The task
Type the records out again in full, exactly.

Data in this exercise
^^^^
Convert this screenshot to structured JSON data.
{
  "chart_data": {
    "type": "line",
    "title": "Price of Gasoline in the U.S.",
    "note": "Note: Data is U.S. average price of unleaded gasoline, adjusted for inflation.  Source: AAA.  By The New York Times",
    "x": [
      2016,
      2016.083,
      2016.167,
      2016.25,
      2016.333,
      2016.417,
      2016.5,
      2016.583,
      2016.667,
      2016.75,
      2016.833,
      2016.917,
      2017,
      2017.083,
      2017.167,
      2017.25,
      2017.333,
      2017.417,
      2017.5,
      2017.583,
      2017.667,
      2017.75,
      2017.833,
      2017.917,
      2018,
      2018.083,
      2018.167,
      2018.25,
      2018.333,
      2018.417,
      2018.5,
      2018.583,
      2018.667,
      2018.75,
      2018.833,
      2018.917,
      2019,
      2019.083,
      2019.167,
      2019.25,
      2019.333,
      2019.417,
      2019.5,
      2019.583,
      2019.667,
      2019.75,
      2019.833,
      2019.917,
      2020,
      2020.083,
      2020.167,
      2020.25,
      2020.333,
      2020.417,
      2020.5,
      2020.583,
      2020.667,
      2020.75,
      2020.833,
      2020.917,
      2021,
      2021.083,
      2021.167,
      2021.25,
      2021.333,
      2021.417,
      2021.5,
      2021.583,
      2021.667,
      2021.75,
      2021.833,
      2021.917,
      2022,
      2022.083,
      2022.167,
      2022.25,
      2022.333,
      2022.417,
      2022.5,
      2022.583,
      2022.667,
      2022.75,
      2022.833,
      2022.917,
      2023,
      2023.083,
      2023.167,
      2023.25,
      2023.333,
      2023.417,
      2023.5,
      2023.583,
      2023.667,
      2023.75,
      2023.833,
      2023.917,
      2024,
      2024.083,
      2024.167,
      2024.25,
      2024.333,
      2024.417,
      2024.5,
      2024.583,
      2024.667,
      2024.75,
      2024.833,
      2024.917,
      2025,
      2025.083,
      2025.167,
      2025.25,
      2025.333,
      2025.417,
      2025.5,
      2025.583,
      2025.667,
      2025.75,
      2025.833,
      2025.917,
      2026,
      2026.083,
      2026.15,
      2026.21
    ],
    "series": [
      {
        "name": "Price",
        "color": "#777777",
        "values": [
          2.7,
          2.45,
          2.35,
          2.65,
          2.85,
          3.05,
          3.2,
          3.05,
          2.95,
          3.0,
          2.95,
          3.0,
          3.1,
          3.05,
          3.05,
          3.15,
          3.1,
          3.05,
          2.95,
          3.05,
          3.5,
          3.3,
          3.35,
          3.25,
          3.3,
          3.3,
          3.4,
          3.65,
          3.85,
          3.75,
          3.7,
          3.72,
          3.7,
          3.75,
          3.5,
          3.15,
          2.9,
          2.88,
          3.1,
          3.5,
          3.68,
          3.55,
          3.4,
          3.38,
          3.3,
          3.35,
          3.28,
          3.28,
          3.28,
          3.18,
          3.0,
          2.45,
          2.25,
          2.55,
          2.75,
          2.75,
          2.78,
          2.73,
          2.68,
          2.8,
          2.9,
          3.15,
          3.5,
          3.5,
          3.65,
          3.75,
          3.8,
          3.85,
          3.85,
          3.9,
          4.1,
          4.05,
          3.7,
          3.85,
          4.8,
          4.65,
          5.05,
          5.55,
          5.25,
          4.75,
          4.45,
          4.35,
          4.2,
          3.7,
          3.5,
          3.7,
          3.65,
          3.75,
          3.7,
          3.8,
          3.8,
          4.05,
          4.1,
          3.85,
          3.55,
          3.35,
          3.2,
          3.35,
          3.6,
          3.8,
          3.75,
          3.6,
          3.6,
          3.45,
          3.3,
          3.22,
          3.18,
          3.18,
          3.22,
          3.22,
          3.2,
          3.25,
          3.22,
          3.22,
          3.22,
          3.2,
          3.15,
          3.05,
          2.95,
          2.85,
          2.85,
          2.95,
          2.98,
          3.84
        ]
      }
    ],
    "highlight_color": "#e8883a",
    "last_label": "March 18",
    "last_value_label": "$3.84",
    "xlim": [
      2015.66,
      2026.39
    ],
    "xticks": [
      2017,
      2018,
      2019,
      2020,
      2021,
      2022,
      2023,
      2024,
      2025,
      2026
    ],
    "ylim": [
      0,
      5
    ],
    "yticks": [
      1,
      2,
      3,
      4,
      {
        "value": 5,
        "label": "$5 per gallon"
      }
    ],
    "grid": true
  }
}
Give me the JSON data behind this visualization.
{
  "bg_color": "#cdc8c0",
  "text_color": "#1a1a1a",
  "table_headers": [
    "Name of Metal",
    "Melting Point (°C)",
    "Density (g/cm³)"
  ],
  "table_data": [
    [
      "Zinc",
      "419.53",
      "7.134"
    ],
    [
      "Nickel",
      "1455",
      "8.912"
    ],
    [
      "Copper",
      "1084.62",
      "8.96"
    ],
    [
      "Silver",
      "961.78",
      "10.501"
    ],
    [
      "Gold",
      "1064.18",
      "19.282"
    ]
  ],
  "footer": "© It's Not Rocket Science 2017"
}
^^^^
Answer to this problem
Convert this screenshot to structured JSON data.
{
  "chart_data": {
    "type": "line",
    "title": "Price of Gasoline in the U.S.",
    "note": "Note: Data is U.S. average price of unleaded gasoline, adjusted for inflation.  Source: AAA.  By The New York Times",
    "x": [
      2016,
      2016.083,
      2016.167,
      2016.25,
      2016.333,
      2016.417,
      2016.5,
      2016.583,
      2016.667,
      2016.75,
      2016.833,
      2016.917,
      2017,
      2017.083,
      2017.167,
      2017.25,
      2017.333,
      2017.417,
      2017.5,
      2017.583,
      2017.667,
      2017.75,
      2017.833,
      2017.917,
      2018,
      2018.083,
      2018.167,
      2018.25,
      2018.333,
      2018.417,
      2018.5,
      2018.583,
      2018.667,
      2018.75,
      2018.833,
      2018.917,
      2019,
      2019.083,
      2019.167,
      2019.25,
      2019.333,
      2019.417,
      2019.5,
      2019.583,
      2019.667,
      2019.75,
      2019.833,
      2019.917,
      2020,
      2020.083,
      2020.167,
      2020.25,
      2020.333,
      2020.417,
      2020.5,
      2020.583,
      2020.667,
      2020.75,
      2020.833,
      2020.917,
      2021,
      2021.083,
      2021.167,
      2021.25,
      2021.333,
      2021.417,
      2021.5,
      2021.583,
      2021.667,
      2021.75,
      2021.833,
      2021.917,
      2022,
      2022.083,
      2022.167,
      2022.25,
      2022.333,
      2022.417,
      2022.5,
      2022.583,
      2022.667,
      2022.75,
      2022.833,
      2022.917,
      2023,
      2023.083,
      2023.167,
      2023.25,
      2023.333,
      2023.417,
      2023.5,
      2023.583,
      2023.667,
      2023.75,
      2023.833,
      2023.917,
      2024,
      2024.083,
      2024.167,
      2024.25,
      2024.333,
      2024.417,
      2024.5,
      2024.583,
      2024.667,
      2024.75,
      2024.833,
      2024.917,
      2025,
      2025.083,
      2025.167,
      2025.25,
      2025.333,
      2025.417,
      2025.5,
      2025.583,
      2025.667,
      2025.75,
      2025.833,
      2025.917,
      2026,
      2026.083,
      2026.15,
      2026.21
    ],
    "series": [
      {
        "name": "Price",
        "color": "#777777",
        "values": [
          2.7,
          2.45,
          2.35,
          2.65,
          2.85,
          3.05,
          3.2,
          3.05,
          2.95,
          3.0,
          2.95,
          3.0,
          3.1,
          3.05,
          3.05,
          3.15,
          3.1,
          3.05,
          2.95,
          3.05,
          3.5,
          3.3,
          3.35,
          3.25,
          3.3,
          3.3,
          3.4,
          3.65,
          3.85,
          3.75,
          3.7,
          3.72,
          3.7,
          3.75,
          3.5,
          3.15,
          2.9,
          2.88,
          3.1,
          3.5,
          3.68,
          3.55,
          3.4,
          3.38,
          3.3,
          3.35,
          3.28,
          3.28,
          3.28,
          3.18,
          3.0,
          2.45,
          2.25,
          2.55,
          2.75,
          2.75,
          2.78,
          2.73,
          2.68,
          2.8,
          2.9,
          3.15,
          3.5,
          3.5,
          3.65,
          3.75,
          3.8,
          3.85,
          3.85,
          3.9,
          4.1,
          4.05,
          3.7,
          3.85,
          4.8,
          4.65,
          5.05,
          5.55,
          5.25,
          4.75,
          4.45,
          4.35,
          4.2,
          3.7,
          3.5,
          3.7,
          3.65,
          3.75,
          3.7,
          3.8,
          3.8,
          4.05,
          4.1,
          3.85,
          3.55,
          3.35,
          3.2,
          3.35,
          3.6,
          3.8,
          3.75,
          3.6,
          3.6,
          3.45,
          3.3,
          3.22,
          3.18,
          3.18,
          3.22,
          3.22,
          3.2,
          3.25,
          3.22,
          3.22,
          3.22,
          3.2,
          3.15,
          3.05,
          2.95,
          2.85,
          2.85,
          2.95,
          2.98,
          3.84
        ]
      }
    ],
    "highlight_color": "#e8883a",
    "last_label": "March 18",
    "last_value_label": "$3.84",
    "xlim": [
      2015.66,
      2026.39
    ],
    "xticks": [
      2017,
      2018,
      2019,
      2020,
      2021,
      2022,
      2023,
      2024,
      2025,
      2026
    ],
    "ylim": [
      0,
      5
    ],
    "yticks": [
      1,
      2,
      3,
      4,
      {
        "value": 5,
        "label": "$5 per gallon"
      }
    ],
    "grid": true
  }
}
Give me the JSON data behind this visualization.
{
  "bg_color": "#cdc8c0",
  "text_color": "#1a1a1a",
  "table_headers": [
    "Name of Metal",
    "Melting Point (°C)",
    "Density (g/cm³)"
  ],
  "table_data": [
    [
      "Zinc",
      "419.53",
      "7.134"
    ],
    [
      "Nickel",
      "1455",
      "8.912"
    ],
    [
      "Copper",
      "1084.62",
      "8.96"
    ],
    [
      "Silver",
      "961.78",
      "10.501"
    ],
    [
      "Gold",
      "1064.18",
      "19.282"
    ]
  ],
  "footer": "© It's Not Rocket Science 2017"
}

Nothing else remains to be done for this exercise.